-------- MATERIAL FOR THIS TASK --------
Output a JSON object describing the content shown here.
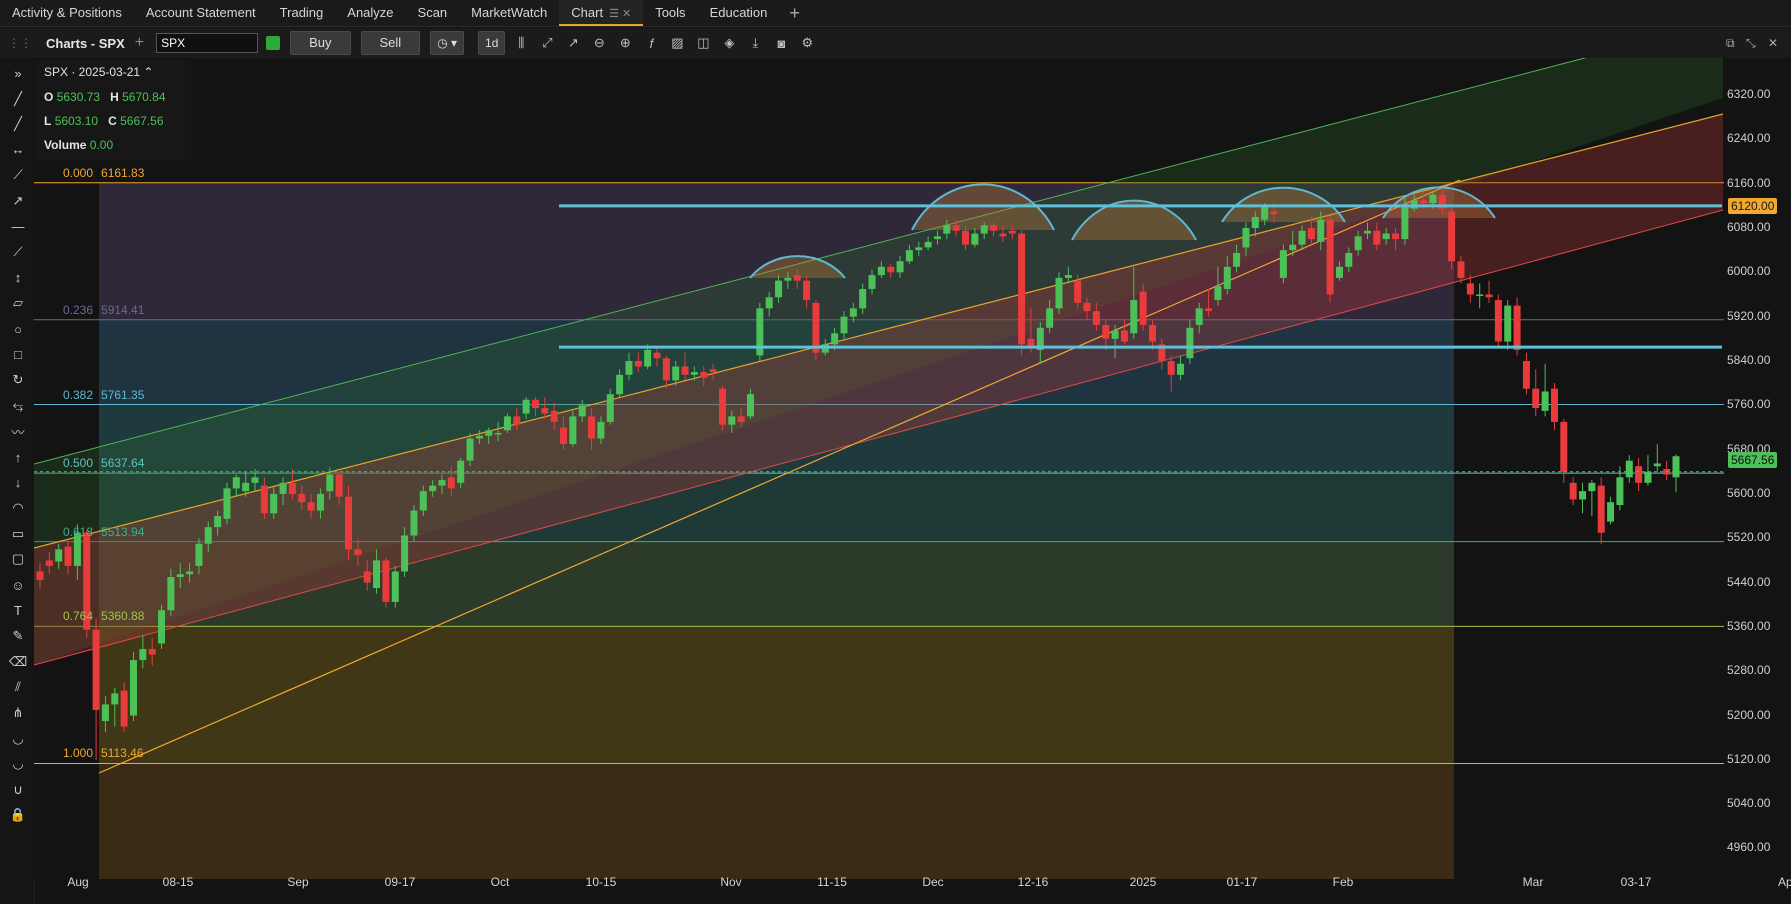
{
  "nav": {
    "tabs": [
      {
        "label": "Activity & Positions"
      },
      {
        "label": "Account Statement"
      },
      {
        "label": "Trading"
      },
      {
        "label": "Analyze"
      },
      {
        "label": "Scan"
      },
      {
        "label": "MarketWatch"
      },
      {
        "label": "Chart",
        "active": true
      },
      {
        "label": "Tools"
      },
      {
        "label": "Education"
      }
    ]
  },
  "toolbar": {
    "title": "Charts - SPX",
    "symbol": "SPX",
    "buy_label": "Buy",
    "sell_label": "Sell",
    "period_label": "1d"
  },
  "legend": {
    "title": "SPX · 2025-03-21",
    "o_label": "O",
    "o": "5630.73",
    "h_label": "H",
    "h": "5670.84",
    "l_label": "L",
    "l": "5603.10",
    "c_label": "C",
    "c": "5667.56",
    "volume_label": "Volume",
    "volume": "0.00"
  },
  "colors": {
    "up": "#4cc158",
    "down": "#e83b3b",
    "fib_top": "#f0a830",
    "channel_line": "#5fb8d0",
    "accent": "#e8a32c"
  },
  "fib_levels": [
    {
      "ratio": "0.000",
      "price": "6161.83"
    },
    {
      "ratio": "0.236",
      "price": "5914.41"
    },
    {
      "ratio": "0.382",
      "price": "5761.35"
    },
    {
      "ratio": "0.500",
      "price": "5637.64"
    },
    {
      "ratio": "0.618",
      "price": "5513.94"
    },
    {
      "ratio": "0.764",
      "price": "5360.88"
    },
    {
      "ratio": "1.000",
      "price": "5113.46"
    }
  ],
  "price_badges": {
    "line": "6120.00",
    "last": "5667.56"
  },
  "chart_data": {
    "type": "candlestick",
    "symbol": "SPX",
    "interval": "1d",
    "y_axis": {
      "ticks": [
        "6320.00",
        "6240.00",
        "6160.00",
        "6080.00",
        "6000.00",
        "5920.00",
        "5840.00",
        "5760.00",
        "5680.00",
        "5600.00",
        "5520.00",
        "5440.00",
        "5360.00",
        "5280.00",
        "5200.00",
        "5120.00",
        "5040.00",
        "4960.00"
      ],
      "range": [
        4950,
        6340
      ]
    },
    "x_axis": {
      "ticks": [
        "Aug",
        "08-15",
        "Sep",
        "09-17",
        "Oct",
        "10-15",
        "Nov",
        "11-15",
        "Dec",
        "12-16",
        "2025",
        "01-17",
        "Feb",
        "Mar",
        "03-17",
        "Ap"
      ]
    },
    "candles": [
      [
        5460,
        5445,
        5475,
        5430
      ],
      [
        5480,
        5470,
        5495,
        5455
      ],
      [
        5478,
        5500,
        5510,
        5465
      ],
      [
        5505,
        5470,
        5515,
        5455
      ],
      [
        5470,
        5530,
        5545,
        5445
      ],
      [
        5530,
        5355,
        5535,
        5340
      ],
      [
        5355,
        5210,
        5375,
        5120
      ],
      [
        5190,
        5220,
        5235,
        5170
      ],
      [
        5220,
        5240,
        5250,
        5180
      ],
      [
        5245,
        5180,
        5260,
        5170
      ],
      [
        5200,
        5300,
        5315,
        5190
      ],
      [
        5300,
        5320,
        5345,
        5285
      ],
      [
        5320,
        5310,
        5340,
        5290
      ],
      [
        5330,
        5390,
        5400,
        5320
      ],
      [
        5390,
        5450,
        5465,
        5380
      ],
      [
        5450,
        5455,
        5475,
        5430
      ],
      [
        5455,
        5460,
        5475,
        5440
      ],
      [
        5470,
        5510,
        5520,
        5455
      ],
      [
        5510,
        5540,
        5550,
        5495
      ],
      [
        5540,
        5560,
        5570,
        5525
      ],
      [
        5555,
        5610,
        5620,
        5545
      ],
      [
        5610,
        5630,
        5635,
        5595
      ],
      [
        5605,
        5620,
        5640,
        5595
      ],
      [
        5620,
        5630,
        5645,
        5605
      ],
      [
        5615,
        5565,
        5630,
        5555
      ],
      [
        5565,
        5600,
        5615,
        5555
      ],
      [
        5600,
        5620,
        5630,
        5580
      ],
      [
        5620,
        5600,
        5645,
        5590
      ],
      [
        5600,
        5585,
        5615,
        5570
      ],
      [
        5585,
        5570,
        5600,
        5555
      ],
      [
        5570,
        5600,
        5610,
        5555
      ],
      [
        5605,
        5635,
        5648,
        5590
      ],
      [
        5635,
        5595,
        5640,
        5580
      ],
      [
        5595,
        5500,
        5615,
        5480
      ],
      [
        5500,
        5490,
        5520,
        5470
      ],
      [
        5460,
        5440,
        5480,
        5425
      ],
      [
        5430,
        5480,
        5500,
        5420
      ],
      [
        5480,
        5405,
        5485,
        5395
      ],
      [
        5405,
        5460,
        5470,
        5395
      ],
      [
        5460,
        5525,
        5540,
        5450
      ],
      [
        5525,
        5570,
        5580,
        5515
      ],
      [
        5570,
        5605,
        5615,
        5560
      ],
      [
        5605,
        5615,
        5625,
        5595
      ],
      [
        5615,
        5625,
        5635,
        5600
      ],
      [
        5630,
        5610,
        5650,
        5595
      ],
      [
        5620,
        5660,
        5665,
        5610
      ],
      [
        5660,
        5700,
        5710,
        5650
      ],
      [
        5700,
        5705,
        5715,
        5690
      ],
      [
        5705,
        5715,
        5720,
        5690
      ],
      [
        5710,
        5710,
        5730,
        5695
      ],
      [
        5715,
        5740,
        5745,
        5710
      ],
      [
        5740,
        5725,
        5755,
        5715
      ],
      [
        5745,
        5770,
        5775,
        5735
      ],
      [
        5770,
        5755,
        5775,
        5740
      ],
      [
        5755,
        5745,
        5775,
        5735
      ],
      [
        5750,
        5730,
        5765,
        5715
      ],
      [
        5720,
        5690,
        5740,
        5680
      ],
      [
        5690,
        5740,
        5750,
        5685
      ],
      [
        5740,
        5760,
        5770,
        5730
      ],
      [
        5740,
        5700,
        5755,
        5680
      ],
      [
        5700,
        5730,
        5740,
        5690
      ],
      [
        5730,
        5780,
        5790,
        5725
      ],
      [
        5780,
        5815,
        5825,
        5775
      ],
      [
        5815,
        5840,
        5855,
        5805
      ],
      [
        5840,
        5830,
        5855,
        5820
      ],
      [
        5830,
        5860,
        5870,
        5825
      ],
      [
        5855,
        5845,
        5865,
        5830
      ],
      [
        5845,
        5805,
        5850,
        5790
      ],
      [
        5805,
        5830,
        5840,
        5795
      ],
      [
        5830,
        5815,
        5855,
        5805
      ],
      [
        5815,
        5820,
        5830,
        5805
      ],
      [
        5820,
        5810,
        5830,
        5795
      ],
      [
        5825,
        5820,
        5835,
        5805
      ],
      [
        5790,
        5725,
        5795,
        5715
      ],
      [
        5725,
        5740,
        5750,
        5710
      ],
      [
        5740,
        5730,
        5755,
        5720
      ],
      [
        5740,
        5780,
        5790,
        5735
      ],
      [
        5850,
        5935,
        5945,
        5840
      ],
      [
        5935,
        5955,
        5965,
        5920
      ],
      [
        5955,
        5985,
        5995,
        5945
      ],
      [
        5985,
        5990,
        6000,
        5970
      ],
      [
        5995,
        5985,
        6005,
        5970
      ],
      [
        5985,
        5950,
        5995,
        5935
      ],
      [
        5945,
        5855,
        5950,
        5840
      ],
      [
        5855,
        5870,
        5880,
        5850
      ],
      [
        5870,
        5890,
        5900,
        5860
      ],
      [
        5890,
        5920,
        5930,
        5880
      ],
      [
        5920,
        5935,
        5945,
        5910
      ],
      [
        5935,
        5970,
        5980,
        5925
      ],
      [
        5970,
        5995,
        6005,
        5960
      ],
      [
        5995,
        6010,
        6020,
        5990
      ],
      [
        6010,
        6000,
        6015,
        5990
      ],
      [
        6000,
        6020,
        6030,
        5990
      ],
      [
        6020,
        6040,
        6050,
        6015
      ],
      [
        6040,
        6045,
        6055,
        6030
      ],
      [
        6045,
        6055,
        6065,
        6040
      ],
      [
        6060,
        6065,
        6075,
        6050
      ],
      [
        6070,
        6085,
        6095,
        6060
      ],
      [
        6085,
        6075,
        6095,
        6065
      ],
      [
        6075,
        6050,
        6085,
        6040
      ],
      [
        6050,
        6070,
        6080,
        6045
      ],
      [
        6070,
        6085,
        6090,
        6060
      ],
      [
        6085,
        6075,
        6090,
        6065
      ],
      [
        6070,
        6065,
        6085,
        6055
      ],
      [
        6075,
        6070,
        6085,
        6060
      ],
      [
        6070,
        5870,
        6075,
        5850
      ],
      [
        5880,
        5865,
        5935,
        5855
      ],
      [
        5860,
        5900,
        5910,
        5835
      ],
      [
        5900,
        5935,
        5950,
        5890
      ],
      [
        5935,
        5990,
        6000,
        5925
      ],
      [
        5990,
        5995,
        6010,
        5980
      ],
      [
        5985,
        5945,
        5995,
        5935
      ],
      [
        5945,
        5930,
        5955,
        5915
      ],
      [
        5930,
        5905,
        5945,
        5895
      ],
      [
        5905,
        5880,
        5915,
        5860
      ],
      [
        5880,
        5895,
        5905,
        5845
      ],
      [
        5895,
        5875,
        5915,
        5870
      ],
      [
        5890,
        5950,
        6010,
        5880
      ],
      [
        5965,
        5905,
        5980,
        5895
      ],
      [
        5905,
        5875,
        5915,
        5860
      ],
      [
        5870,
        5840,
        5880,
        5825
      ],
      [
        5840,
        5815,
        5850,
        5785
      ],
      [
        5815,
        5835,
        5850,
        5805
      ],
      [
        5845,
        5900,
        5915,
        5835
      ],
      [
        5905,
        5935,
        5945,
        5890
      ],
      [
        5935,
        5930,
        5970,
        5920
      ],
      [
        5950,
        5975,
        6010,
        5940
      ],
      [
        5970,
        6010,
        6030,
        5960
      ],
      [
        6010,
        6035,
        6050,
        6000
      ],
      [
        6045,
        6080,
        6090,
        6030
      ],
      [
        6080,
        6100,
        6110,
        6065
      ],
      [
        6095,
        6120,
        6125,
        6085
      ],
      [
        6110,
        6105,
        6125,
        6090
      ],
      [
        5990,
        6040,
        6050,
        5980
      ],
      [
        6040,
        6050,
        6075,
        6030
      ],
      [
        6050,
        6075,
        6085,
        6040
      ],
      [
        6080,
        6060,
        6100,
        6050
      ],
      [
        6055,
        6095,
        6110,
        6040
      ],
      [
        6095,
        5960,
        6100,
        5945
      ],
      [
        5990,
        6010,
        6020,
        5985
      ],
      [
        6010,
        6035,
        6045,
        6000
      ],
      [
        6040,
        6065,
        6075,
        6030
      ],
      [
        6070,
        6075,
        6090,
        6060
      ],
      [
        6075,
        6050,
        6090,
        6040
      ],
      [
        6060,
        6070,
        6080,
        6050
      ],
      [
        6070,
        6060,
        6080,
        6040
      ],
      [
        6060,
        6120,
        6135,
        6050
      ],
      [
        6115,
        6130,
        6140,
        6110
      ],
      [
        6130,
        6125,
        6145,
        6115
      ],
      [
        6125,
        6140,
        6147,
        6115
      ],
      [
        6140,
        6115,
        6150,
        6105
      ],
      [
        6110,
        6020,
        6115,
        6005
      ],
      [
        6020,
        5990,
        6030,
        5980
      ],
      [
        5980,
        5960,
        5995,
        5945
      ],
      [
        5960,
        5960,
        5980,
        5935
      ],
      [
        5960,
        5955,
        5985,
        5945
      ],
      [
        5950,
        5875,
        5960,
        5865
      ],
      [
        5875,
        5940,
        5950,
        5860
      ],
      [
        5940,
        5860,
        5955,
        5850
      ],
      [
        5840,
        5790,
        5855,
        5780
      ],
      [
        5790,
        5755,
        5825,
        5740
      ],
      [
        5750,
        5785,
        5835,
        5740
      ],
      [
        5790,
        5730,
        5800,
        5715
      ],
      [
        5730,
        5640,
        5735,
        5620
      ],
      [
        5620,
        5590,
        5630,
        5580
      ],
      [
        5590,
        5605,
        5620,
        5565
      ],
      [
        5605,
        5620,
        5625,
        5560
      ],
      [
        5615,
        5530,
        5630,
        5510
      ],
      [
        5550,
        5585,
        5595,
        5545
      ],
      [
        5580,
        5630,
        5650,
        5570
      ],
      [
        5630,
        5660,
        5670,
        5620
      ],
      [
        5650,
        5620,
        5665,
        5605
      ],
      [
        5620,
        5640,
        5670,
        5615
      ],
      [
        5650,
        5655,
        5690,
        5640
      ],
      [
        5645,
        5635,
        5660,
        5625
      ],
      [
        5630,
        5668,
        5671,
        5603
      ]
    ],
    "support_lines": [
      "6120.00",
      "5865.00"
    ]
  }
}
--------
[TASK DIRECTIONS]:
Give the number of lines in the listing above that contain "ratio", and nothing else.

[EXERCISE RESULT]:
7